Stated problem: Please list all lines of the material below in which the string "газа" occurs.

***

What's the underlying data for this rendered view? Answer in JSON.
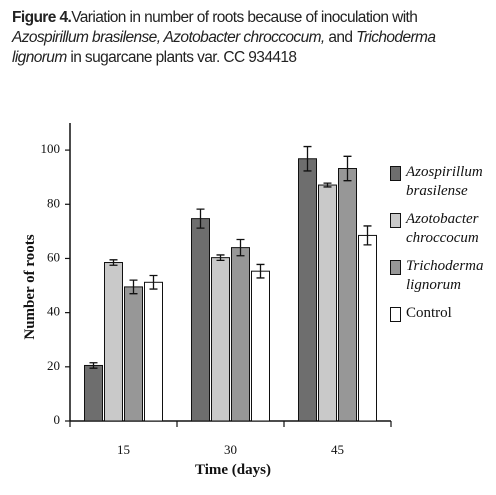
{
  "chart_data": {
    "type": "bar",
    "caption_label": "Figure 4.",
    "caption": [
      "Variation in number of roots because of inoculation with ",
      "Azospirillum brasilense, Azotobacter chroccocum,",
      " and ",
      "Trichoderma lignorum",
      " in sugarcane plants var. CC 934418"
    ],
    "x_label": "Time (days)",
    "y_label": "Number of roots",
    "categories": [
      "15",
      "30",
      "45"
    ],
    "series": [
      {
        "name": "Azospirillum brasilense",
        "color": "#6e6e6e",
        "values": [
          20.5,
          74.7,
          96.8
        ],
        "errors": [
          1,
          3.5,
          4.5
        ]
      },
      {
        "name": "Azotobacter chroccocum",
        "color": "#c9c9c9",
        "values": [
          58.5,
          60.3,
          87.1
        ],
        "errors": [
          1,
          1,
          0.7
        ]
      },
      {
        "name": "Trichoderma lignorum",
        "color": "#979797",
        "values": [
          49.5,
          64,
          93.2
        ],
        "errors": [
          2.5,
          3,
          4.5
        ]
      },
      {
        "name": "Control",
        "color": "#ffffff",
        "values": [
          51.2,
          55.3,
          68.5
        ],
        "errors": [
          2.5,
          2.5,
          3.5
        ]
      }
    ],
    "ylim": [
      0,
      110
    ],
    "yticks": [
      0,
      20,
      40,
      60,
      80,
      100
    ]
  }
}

***

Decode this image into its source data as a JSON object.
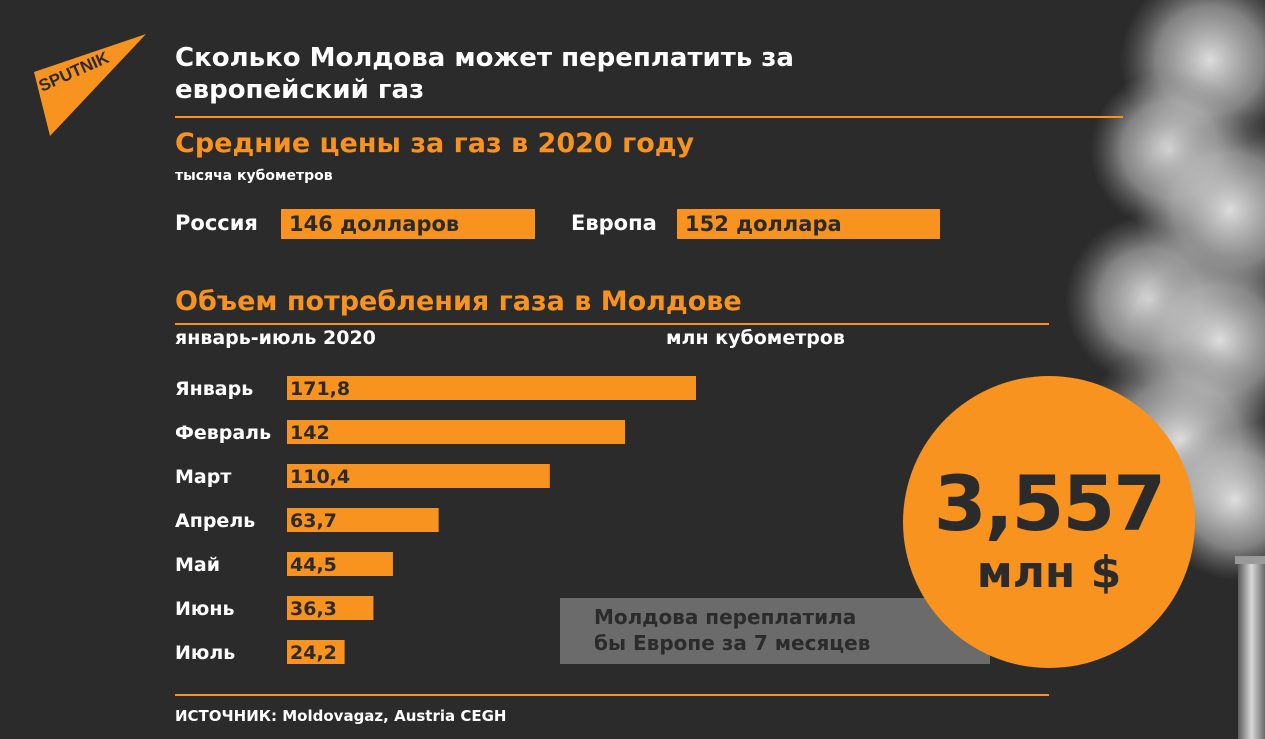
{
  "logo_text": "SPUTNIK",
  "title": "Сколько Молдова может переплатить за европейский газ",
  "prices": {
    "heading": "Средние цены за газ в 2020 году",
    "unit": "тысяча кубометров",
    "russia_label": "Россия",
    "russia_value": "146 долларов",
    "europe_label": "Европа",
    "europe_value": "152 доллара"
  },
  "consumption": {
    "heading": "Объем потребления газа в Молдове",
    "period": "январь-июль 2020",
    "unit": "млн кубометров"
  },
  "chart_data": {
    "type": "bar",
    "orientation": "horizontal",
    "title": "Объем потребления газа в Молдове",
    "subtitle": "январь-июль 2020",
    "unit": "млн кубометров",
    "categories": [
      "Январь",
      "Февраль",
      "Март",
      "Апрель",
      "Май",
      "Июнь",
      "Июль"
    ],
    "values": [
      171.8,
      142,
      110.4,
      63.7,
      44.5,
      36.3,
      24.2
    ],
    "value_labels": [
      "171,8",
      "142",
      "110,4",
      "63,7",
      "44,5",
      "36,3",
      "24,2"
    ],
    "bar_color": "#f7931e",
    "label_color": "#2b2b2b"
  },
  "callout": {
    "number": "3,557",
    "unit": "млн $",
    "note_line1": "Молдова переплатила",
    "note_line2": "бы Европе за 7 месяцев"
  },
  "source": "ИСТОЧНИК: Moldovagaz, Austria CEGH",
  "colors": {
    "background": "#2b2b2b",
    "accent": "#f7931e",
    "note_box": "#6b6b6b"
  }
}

***

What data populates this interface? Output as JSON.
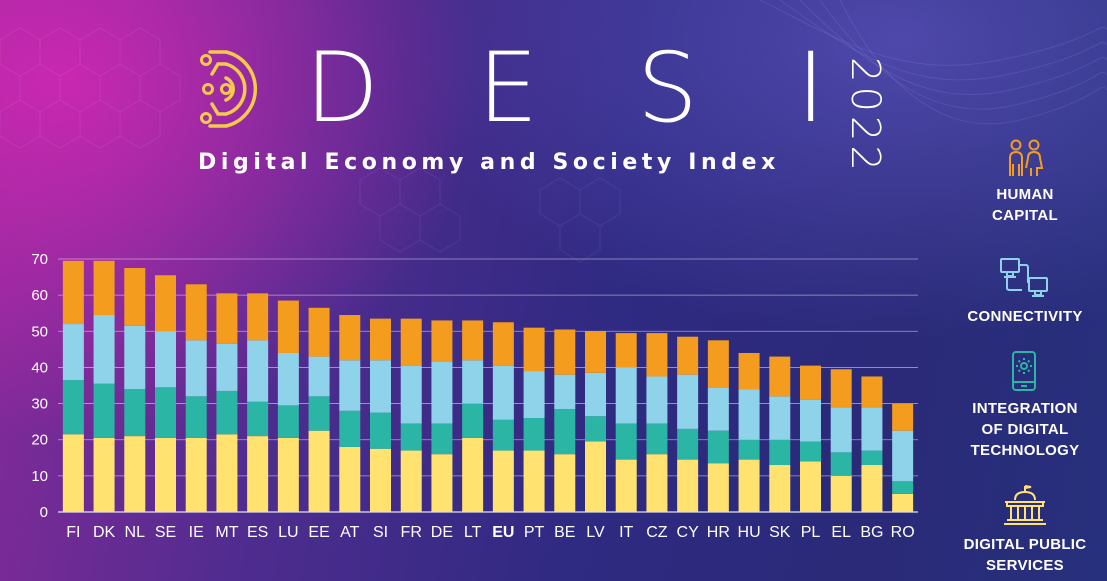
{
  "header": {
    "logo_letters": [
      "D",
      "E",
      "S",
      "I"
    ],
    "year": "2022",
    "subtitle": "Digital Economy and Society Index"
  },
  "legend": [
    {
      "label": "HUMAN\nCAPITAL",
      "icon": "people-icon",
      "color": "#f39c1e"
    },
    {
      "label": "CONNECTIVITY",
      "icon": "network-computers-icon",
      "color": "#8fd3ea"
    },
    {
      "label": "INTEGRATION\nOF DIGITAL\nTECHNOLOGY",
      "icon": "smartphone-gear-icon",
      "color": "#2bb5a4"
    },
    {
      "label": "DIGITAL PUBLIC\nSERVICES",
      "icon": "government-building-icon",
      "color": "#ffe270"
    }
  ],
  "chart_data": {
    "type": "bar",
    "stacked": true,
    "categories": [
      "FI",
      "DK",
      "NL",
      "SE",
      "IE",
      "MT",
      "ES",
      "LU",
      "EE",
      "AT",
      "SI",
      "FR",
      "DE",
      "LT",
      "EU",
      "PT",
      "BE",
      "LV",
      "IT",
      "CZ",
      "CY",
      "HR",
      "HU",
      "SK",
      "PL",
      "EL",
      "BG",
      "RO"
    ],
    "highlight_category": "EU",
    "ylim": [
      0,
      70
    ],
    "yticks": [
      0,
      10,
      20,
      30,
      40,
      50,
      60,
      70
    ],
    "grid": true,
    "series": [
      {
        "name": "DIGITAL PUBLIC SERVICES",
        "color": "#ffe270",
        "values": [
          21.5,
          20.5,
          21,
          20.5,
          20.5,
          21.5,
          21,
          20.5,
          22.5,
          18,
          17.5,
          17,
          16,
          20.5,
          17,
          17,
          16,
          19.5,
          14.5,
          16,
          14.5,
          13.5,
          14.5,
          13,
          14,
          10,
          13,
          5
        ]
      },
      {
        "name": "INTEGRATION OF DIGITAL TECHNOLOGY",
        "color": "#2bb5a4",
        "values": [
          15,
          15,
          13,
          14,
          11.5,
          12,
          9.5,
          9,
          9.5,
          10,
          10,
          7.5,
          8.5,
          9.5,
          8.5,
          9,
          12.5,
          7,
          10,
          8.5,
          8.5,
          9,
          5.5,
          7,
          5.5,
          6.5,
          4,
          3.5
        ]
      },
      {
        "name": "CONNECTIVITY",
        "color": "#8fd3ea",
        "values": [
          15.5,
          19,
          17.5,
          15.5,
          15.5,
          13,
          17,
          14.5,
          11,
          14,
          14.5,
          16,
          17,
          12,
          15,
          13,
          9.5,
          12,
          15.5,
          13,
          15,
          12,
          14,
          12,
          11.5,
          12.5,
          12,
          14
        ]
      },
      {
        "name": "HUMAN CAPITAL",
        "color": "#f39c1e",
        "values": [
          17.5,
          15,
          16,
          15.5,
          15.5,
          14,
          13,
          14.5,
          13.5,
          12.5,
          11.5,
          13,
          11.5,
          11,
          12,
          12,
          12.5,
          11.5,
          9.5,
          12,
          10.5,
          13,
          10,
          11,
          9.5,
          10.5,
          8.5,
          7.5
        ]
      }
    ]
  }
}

***

The answer:
    "heading": "Объем потребления газа в Молдове",
    "title": "Объем потребления газа в Молдове",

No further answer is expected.